** begin DATA RECORDS **
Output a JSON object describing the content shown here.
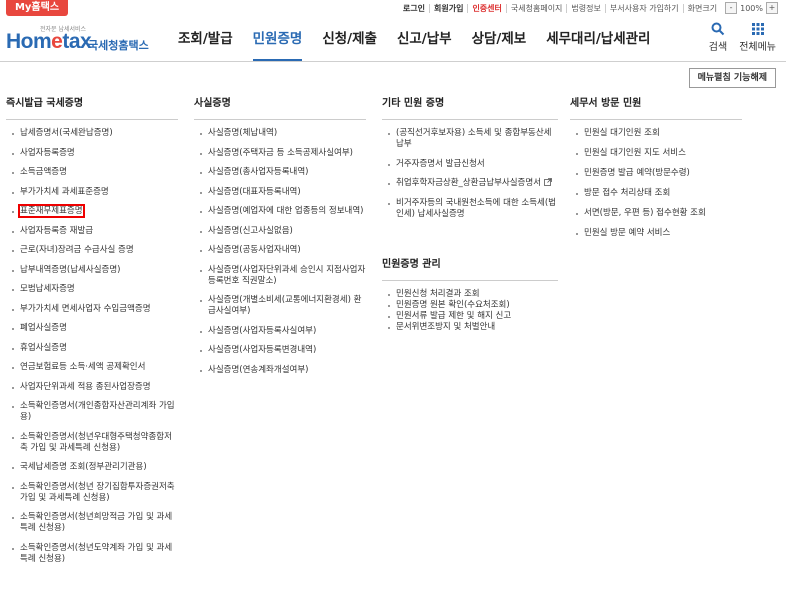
{
  "topbar": {
    "my_tax": "My홈택스",
    "utils": [
      "로그인",
      "회원가입",
      "인증센터",
      "국세청홈페이지",
      "법령정보",
      "부서사용자 가입하기",
      "화면크기"
    ],
    "zoom": "100%"
  },
  "logo": {
    "small": "전자문 납세서비스",
    "home_a": "Hom",
    "home_e": "e",
    "home_b": "tax",
    "kor": "국세청홈택스"
  },
  "nav": [
    "조회/발급",
    "민원증명",
    "신청/제출",
    "신고/납부",
    "상담/제보",
    "세무대리/납세관리"
  ],
  "tools": {
    "search": "검색",
    "menu": "전체메뉴"
  },
  "menu_off": "메뉴펼침 기능해제",
  "col1": {
    "title": "즉시발급 국세증명",
    "items": [
      "납세증명서(국세완납증명)",
      "사업자등록증명",
      "소득금액증명",
      "부가가치세 과세표준증명",
      "표준재무제표증명",
      "사업자등록증 재발급",
      "근로(자녀)장려금 수급사실 증명",
      "납부내역증명(납세사실증명)",
      "모범납세자증명",
      "부가가치세 면세사업자 수입금액증명",
      "폐업사실증명",
      "휴업사실증명",
      "연금보험료등 소득·세액 공제확인서",
      "사업자단위과세 적용 종된사업장증명",
      "소득확인증명서(개인종합자산관리계좌 가입용)",
      "소득확인증명서(청년우대형주택청약종합저축 가입 및 과세특례 신청용)",
      "국세납세증명 조회(정부관리기관용)",
      "소득확인증명서(청년 장기집합투자증권저축가입 및 과세특례 신청용)",
      "소득확인증명서(청년희망적금 가입 및 과세특례 신청용)",
      "소득확인증명서(청년도약계좌 가입 및 과세특례 신청용)"
    ],
    "highlight": "표준재무제표증명"
  },
  "col2": {
    "title": "사실증명",
    "items": [
      "사실증명(체납내역)",
      "사실증명(주택자금 등 소득공제사실여부)",
      "사실증명(총사업자등록내역)",
      "사실증명(대표자등록내역)",
      "사실증명(예업자에 대한 업종등의 정보내역)",
      "사실증명(신고사실없음)",
      "사실증명(공동사업자내역)",
      "사실증명(사업자단위과세 승인시 지점사업자등록번호 직권말소)",
      "사실증명(개별소비세(교통에너지환경세) 환급사실여부)",
      "사실증명(사업자등록사실여부)",
      "사실증명(사업자등록변경내역)",
      "사실증명(연송계좌개설여부)"
    ]
  },
  "col3": {
    "title": "기타 민원 증명",
    "items": [
      "(공직선거후보자용) 소득세 및 종합부동산세 납부",
      "거주자증명서 발급신청서",
      "취업후학자금상환_상환금납부사실증명서",
      "비거주자등의 국내원천소득에 대한 소득세(법인세) 납세사실증명"
    ],
    "sub_title": "민원증명 관리",
    "sub_items": [
      "민원신청 처리결과 조회",
      "민원증명 원본 확인(수요처조회)",
      "민원서류 발급 제한 및 해지 신고",
      "문서위변조방지 및 처벌안내"
    ]
  },
  "col4": {
    "title": "세무서 방문 민원",
    "items": [
      "민원실 대기인원 조회",
      "민원실 대기인원 지도 서비스",
      "민원증명 발급 예약(방문수령)",
      "방문 접수 처리상태 조회",
      "서면(방문, 우편 등) 접수현황 조회",
      "민원실 방문 예약 서비스"
    ]
  },
  "colors": {
    "brand": "#2a6ab3",
    "accent": "#e8473e",
    "highlight": "#e00000"
  }
}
** end DATA RECORDS **
[WHAT IS NEEDED]
Repeat the listing in full and exactly. Do not include any images.

[ANSWER TO THIS PROBLEM]
Output a JSON object describing the content shown here.
{
  "topbar": {
    "my_tax": "My홈택스",
    "utils": [
      "로그인",
      "회원가입",
      "인증센터",
      "국세청홈페이지",
      "법령정보",
      "부서사용자 가입하기",
      "화면크기"
    ],
    "zoom": "100%"
  },
  "logo": {
    "small": "전자문 납세서비스",
    "home_a": "Hom",
    "home_e": "e",
    "home_b": "tax",
    "kor": "국세청홈택스"
  },
  "nav": [
    "조회/발급",
    "민원증명",
    "신청/제출",
    "신고/납부",
    "상담/제보",
    "세무대리/납세관리"
  ],
  "tools": {
    "search": "검색",
    "menu": "전체메뉴"
  },
  "menu_off": "메뉴펼침 기능해제",
  "col1": {
    "title": "즉시발급 국세증명",
    "items": [
      "납세증명서(국세완납증명)",
      "사업자등록증명",
      "소득금액증명",
      "부가가치세 과세표준증명",
      "표준재무제표증명",
      "사업자등록증 재발급",
      "근로(자녀)장려금 수급사실 증명",
      "납부내역증명(납세사실증명)",
      "모범납세자증명",
      "부가가치세 면세사업자 수입금액증명",
      "폐업사실증명",
      "휴업사실증명",
      "연금보험료등 소득·세액 공제확인서",
      "사업자단위과세 적용 종된사업장증명",
      "소득확인증명서(개인종합자산관리계좌 가입용)",
      "소득확인증명서(청년우대형주택청약종합저축 가입 및 과세특례 신청용)",
      "국세납세증명 조회(정부관리기관용)",
      "소득확인증명서(청년 장기집합투자증권저축가입 및 과세특례 신청용)",
      "소득확인증명서(청년희망적금 가입 및 과세특례 신청용)",
      "소득확인증명서(청년도약계좌 가입 및 과세특례 신청용)"
    ],
    "highlight": "표준재무제표증명"
  },
  "col2": {
    "title": "사실증명",
    "items": [
      "사실증명(체납내역)",
      "사실증명(주택자금 등 소득공제사실여부)",
      "사실증명(총사업자등록내역)",
      "사실증명(대표자등록내역)",
      "사실증명(예업자에 대한 업종등의 정보내역)",
      "사실증명(신고사실없음)",
      "사실증명(공동사업자내역)",
      "사실증명(사업자단위과세 승인시 지점사업자등록번호 직권말소)",
      "사실증명(개별소비세(교통에너지환경세) 환급사실여부)",
      "사실증명(사업자등록사실여부)",
      "사실증명(사업자등록변경내역)",
      "사실증명(연송계좌개설여부)"
    ]
  },
  "col3": {
    "title": "기타 민원 증명",
    "items": [
      "(공직선거후보자용) 소득세 및 종합부동산세 납부",
      "거주자증명서 발급신청서",
      "취업후학자금상환_상환금납부사실증명서",
      "비거주자등의 국내원천소득에 대한 소득세(법인세) 납세사실증명"
    ],
    "sub_title": "민원증명 관리",
    "sub_items": [
      "민원신청 처리결과 조회",
      "민원증명 원본 확인(수요처조회)",
      "민원서류 발급 제한 및 해지 신고",
      "문서위변조방지 및 처벌안내"
    ]
  },
  "col4": {
    "title": "세무서 방문 민원",
    "items": [
      "민원실 대기인원 조회",
      "민원실 대기인원 지도 서비스",
      "민원증명 발급 예약(방문수령)",
      "방문 접수 처리상태 조회",
      "서면(방문, 우편 등) 접수현황 조회",
      "민원실 방문 예약 서비스"
    ]
  },
  "colors": {
    "brand": "#2a6ab3",
    "accent": "#e8473e",
    "highlight": "#e00000"
  }
}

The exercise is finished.